[Dataset records on visual material]

.....

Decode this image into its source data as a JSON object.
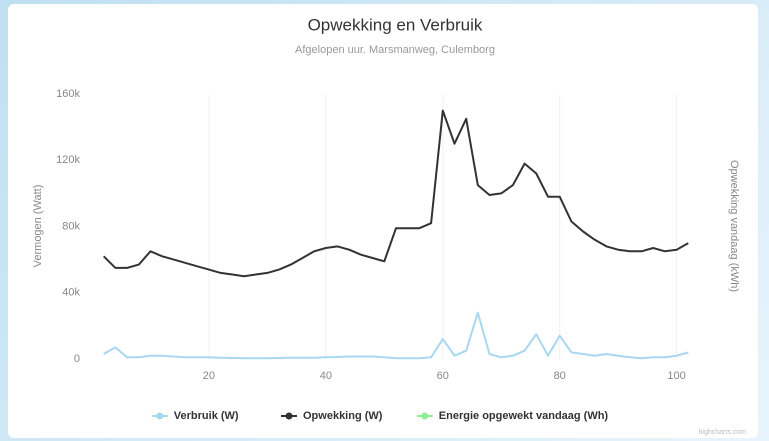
{
  "chart_data": {
    "type": "line",
    "title": "Opwekking en Verbruik",
    "subtitle": "Afgelopen uur. Marsmanweg, Culemborg",
    "y_label": "Vermogen (Watt)",
    "y2_label": "Opwekking vandaag (kWh)",
    "credits": "highcharts.com",
    "x": [
      2,
      4,
      6,
      8,
      10,
      12,
      14,
      16,
      18,
      20,
      22,
      24,
      26,
      28,
      30,
      32,
      34,
      36,
      38,
      40,
      42,
      44,
      46,
      48,
      50,
      52,
      54,
      56,
      58,
      60,
      62,
      64,
      66,
      68,
      70,
      72,
      74,
      76,
      78,
      80,
      82,
      84,
      86,
      88,
      90,
      92,
      94,
      96,
      98,
      100,
      102
    ],
    "xlim": [
      0,
      104
    ],
    "xticks": [
      20,
      40,
      60,
      80,
      100
    ],
    "ylim": [
      0,
      160000
    ],
    "yticks": [
      0,
      {
        "value": 40000,
        "label": "40k"
      },
      {
        "value": 80000,
        "label": "80k"
      },
      {
        "value": 120000,
        "label": "120k"
      },
      {
        "value": 160000,
        "label": "160k"
      }
    ],
    "grid": "x",
    "series": [
      {
        "name": "Verbruik (W)",
        "color": "#a9d7f0",
        "values": [
          3000,
          7000,
          1000,
          1000,
          2000,
          2000,
          1500,
          1000,
          1000,
          1000,
          800,
          600,
          500,
          500,
          500,
          600,
          800,
          800,
          800,
          1000,
          1200,
          1500,
          1500,
          1500,
          1000,
          500,
          500,
          500,
          1000,
          12000,
          2000,
          5000,
          28000,
          3000,
          1000,
          2000,
          5000,
          15000,
          2000,
          14000,
          4000,
          3000,
          2000,
          3000,
          2000,
          1000,
          500,
          1000,
          1000,
          2000,
          4000
        ]
      },
      {
        "name": "Opwekking (W)",
        "color": "#333333",
        "values": [
          62000,
          55000,
          55000,
          57000,
          65000,
          62000,
          60000,
          58000,
          56000,
          54000,
          52000,
          51000,
          50000,
          51000,
          52000,
          54000,
          57000,
          61000,
          65000,
          67000,
          68000,
          66000,
          63000,
          61000,
          59000,
          79000,
          79000,
          79000,
          82000,
          150000,
          130000,
          145000,
          105000,
          99000,
          100000,
          105000,
          118000,
          112000,
          98000,
          98000,
          83000,
          77000,
          72000,
          68000,
          66000,
          65000,
          65000,
          67000,
          65000,
          66000,
          70000
        ]
      },
      {
        "name": "Energie opgewekt vandaag (Wh)",
        "color": "#90ee90",
        "axis": "y2",
        "values": [
          null,
          null,
          null,
          null,
          null,
          null,
          null,
          null,
          null,
          null,
          null,
          null,
          null,
          null,
          null,
          null,
          null,
          null,
          null,
          null,
          null,
          null,
          null,
          null,
          null,
          null,
          null,
          null,
          null,
          null,
          null,
          null,
          null,
          null,
          null,
          null,
          null,
          null,
          null,
          null,
          null,
          null,
          null,
          null,
          null,
          null,
          null,
          null,
          null,
          null,
          null
        ]
      }
    ]
  }
}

.....

» Exercise prompt
All records must be output exactly as they are, except for the pictures, which are left out.

» Exercise answer
Decode this image into its source data as a JSON object.
{
  "chart_data": {
    "type": "line",
    "title": "Opwekking en Verbruik",
    "subtitle": "Afgelopen uur. Marsmanweg, Culemborg",
    "y_label": "Vermogen (Watt)",
    "y2_label": "Opwekking vandaag (kWh)",
    "credits": "highcharts.com",
    "x": [
      2,
      4,
      6,
      8,
      10,
      12,
      14,
      16,
      18,
      20,
      22,
      24,
      26,
      28,
      30,
      32,
      34,
      36,
      38,
      40,
      42,
      44,
      46,
      48,
      50,
      52,
      54,
      56,
      58,
      60,
      62,
      64,
      66,
      68,
      70,
      72,
      74,
      76,
      78,
      80,
      82,
      84,
      86,
      88,
      90,
      92,
      94,
      96,
      98,
      100,
      102
    ],
    "xlim": [
      0,
      104
    ],
    "xticks": [
      20,
      40,
      60,
      80,
      100
    ],
    "ylim": [
      0,
      160000
    ],
    "yticks": [
      0,
      {
        "value": 40000,
        "label": "40k"
      },
      {
        "value": 80000,
        "label": "80k"
      },
      {
        "value": 120000,
        "label": "120k"
      },
      {
        "value": 160000,
        "label": "160k"
      }
    ],
    "grid": "x",
    "series": [
      {
        "name": "Verbruik (W)",
        "color": "#a9d7f0",
        "values": [
          3000,
          7000,
          1000,
          1000,
          2000,
          2000,
          1500,
          1000,
          1000,
          1000,
          800,
          600,
          500,
          500,
          500,
          600,
          800,
          800,
          800,
          1000,
          1200,
          1500,
          1500,
          1500,
          1000,
          500,
          500,
          500,
          1000,
          12000,
          2000,
          5000,
          28000,
          3000,
          1000,
          2000,
          5000,
          15000,
          2000,
          14000,
          4000,
          3000,
          2000,
          3000,
          2000,
          1000,
          500,
          1000,
          1000,
          2000,
          4000
        ]
      },
      {
        "name": "Opwekking (W)",
        "color": "#333333",
        "values": [
          62000,
          55000,
          55000,
          57000,
          65000,
          62000,
          60000,
          58000,
          56000,
          54000,
          52000,
          51000,
          50000,
          51000,
          52000,
          54000,
          57000,
          61000,
          65000,
          67000,
          68000,
          66000,
          63000,
          61000,
          59000,
          79000,
          79000,
          79000,
          82000,
          150000,
          130000,
          145000,
          105000,
          99000,
          100000,
          105000,
          118000,
          112000,
          98000,
          98000,
          83000,
          77000,
          72000,
          68000,
          66000,
          65000,
          65000,
          67000,
          65000,
          66000,
          70000
        ]
      },
      {
        "name": "Energie opgewekt vandaag (Wh)",
        "color": "#90ee90",
        "axis": "y2",
        "values": [
          null,
          null,
          null,
          null,
          null,
          null,
          null,
          null,
          null,
          null,
          null,
          null,
          null,
          null,
          null,
          null,
          null,
          null,
          null,
          null,
          null,
          null,
          null,
          null,
          null,
          null,
          null,
          null,
          null,
          null,
          null,
          null,
          null,
          null,
          null,
          null,
          null,
          null,
          null,
          null,
          null,
          null,
          null,
          null,
          null,
          null,
          null,
          null,
          null,
          null,
          null
        ]
      }
    ]
  }
}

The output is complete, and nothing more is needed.